• What to do:
Pictures in the records should not be copied, but every other part must be repeated exactly.

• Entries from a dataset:
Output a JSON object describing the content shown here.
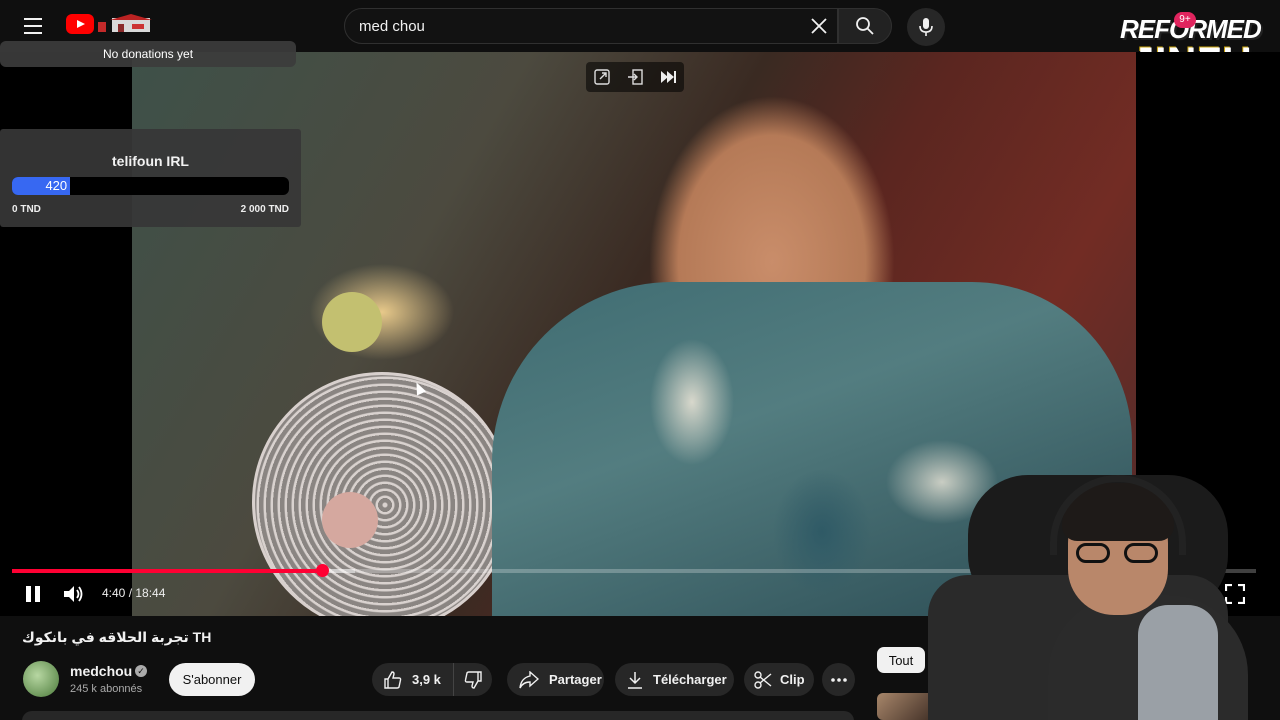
{
  "search": {
    "query": "med chou"
  },
  "brand": {
    "line1": "REFORMED",
    "line2": "JINZU",
    "badge": "9+"
  },
  "donations": {
    "text": "No donations yet"
  },
  "goal": {
    "title": "telifoun IRL",
    "current": "420",
    "min_label": "0 TND",
    "max_label": "2 000 TND",
    "progress_fraction": 0.21,
    "fill_color": "#3768f2"
  },
  "player": {
    "time": "4:40 / 18:44",
    "played_fraction": 0.249,
    "buffered_fraction": 0.276,
    "accent": "#ff0033"
  },
  "video": {
    "title": "تجربة الحلاقه في بانكوك TH",
    "channel": "medchou",
    "subscribers": "245 k abonnés",
    "subscribe_label": "S'abonner",
    "likes": "3,9 k",
    "share_label": "Partager",
    "download_label": "Télécharger",
    "clip_label": "Clip"
  },
  "sidebar": {
    "chip_all": "Tout"
  }
}
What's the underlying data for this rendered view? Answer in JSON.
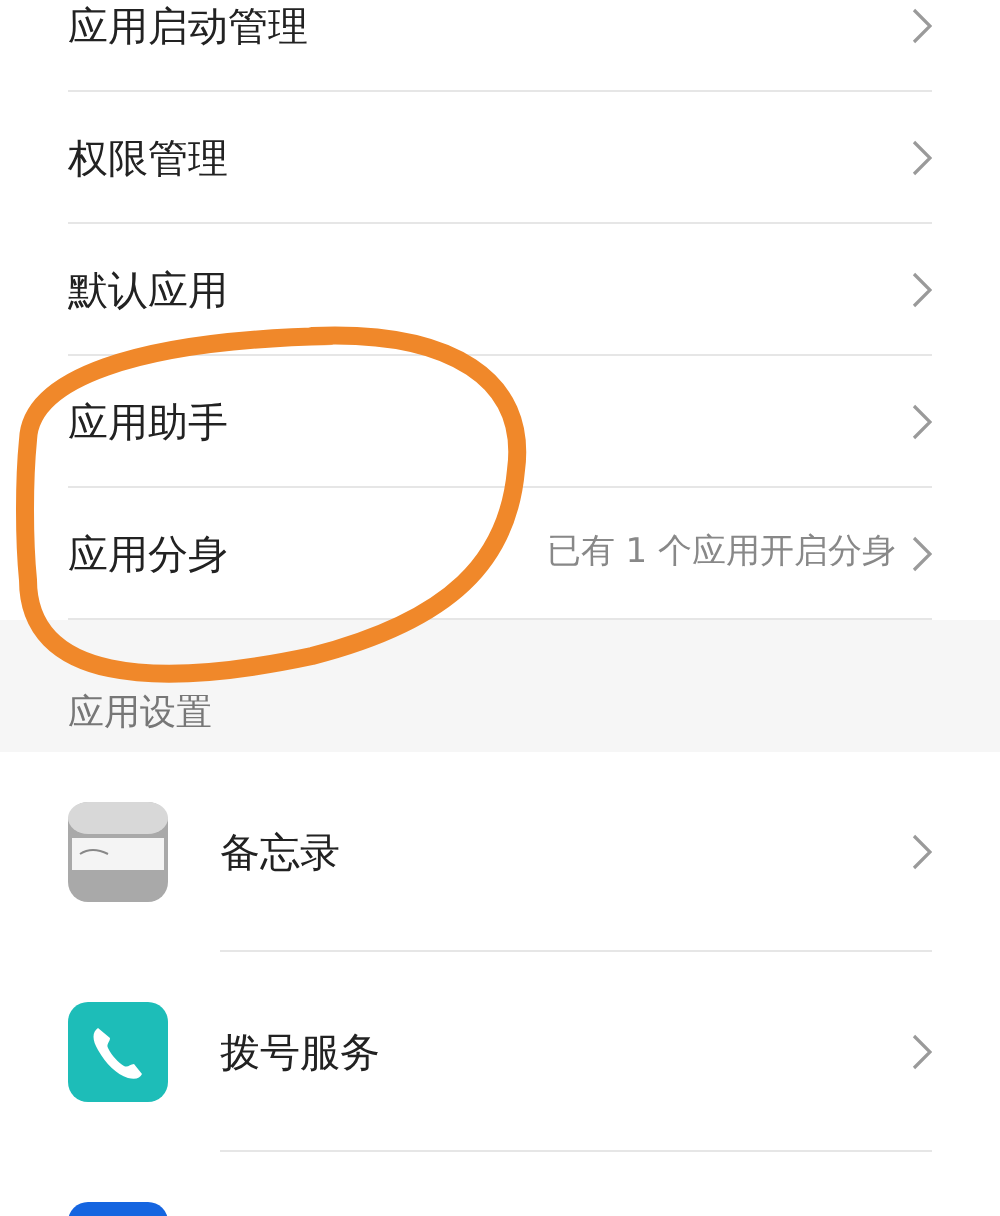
{
  "menu_items": [
    {
      "label": "应用启动管理"
    },
    {
      "label": "权限管理"
    },
    {
      "label": "默认应用"
    },
    {
      "label": "应用助手"
    },
    {
      "label": "应用分身",
      "value": "已有 1 个应用开启分身"
    }
  ],
  "app_settings": {
    "header": "应用设置",
    "apps": [
      {
        "kind": "notes",
        "label": "备忘录"
      },
      {
        "kind": "phone",
        "label": "拨号服务"
      },
      {
        "kind": "blue"
      }
    ]
  }
}
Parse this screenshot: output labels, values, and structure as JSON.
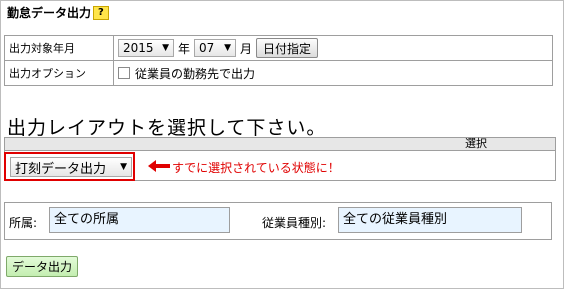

• Final answer:
Output a JSON object describing the content shown here.
{
  "search": {
    "query": "med chou"
  },
  "brand": {
    "line1": "REFORMED",
    "line2": "JINZU",
    "badge": "9+"
  },
  "donations": {
    "text": "No donations yet"
  },
  "goal": {
    "title": "telifoun IRL",
    "current": "420",
    "min_label": "0 TND",
    "max_label": "2 000 TND",
    "progress_fraction": 0.21,
    "fill_color": "#3768f2"
  },
  "player": {
    "time": "4:40 / 18:44",
    "played_fraction": 0.249,
    "buffered_fraction": 0.276,
    "accent": "#ff0033"
  },
  "video": {
    "title": "تجربة الحلاقه في بانكوك TH",
    "channel": "medchou",
    "subscribers": "245 k abonnés",
    "subscribe_label": "S'abonner",
    "likes": "3,9 k",
    "share_label": "Partager",
    "download_label": "Télécharger",
    "clip_label": "Clip"
  },
  "sidebar": {
    "chip_all": "Tout"
  }
}
What's the underlying data for this rendered view? Answer in JSON.
{
  "menu_items": [
    {
      "label": "应用启动管理"
    },
    {
      "label": "权限管理"
    },
    {
      "label": "默认应用"
    },
    {
      "label": "应用助手"
    },
    {
      "label": "应用分身",
      "value": "已有 1 个应用开启分身"
    }
  ],
  "app_settings": {
    "header": "应用设置",
    "apps": [
      {
        "kind": "notes",
        "label": "备忘录"
      },
      {
        "kind": "phone",
        "label": "拨号服务"
      },
      {
        "kind": "blue"
      }
    ]
  }
}
Parse this screenshot: output labels, values, and structure as JSON.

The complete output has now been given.